Stored items
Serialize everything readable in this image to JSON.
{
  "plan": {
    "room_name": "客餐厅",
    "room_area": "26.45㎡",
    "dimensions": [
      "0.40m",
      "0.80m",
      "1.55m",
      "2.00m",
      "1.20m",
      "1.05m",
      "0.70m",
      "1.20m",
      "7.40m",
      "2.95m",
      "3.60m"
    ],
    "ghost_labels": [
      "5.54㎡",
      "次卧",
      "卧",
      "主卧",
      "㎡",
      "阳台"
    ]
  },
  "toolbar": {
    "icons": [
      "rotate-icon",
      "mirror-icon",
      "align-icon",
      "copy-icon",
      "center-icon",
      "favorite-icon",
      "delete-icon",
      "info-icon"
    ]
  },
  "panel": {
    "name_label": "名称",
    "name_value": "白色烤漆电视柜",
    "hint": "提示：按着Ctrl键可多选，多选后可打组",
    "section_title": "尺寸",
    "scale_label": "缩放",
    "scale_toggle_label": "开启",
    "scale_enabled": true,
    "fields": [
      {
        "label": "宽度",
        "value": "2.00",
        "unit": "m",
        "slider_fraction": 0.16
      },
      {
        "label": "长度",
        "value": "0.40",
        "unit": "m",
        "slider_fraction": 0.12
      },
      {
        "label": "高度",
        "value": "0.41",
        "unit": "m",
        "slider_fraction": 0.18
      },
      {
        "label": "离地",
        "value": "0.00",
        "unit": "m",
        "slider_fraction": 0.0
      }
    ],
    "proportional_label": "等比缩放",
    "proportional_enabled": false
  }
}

■ **TASK GOAL**: Write out every entry again exactly, please, with nothing missing.

■ **EXERCISE OUTPUT**:
Serialize everything readable in this image to JSON.
{
  "plan": {
    "room_name": "客餐厅",
    "room_area": "26.45㎡",
    "dimensions": [
      "0.40m",
      "0.80m",
      "1.55m",
      "2.00m",
      "1.20m",
      "1.05m",
      "0.70m",
      "1.20m",
      "7.40m",
      "2.95m",
      "3.60m"
    ],
    "ghost_labels": [
      "5.54㎡",
      "次卧",
      "卧",
      "主卧",
      "㎡",
      "阳台"
    ]
  },
  "toolbar": {
    "icons": [
      "rotate-icon",
      "mirror-icon",
      "align-icon",
      "copy-icon",
      "center-icon",
      "favorite-icon",
      "delete-icon",
      "info-icon"
    ]
  },
  "panel": {
    "name_label": "名称",
    "name_value": "白色烤漆电视柜",
    "hint": "提示：按着Ctrl键可多选，多选后可打组",
    "section_title": "尺寸",
    "scale_label": "缩放",
    "scale_toggle_label": "开启",
    "scale_enabled": true,
    "fields": [
      {
        "label": "宽度",
        "value": "2.00",
        "unit": "m",
        "slider_fraction": 0.16
      },
      {
        "label": "长度",
        "value": "0.40",
        "unit": "m",
        "slider_fraction": 0.12
      },
      {
        "label": "高度",
        "value": "0.41",
        "unit": "m",
        "slider_fraction": 0.18
      },
      {
        "label": "离地",
        "value": "0.00",
        "unit": "m",
        "slider_fraction": 0.0
      }
    ],
    "proportional_label": "等比缩放",
    "proportional_enabled": false
  }
}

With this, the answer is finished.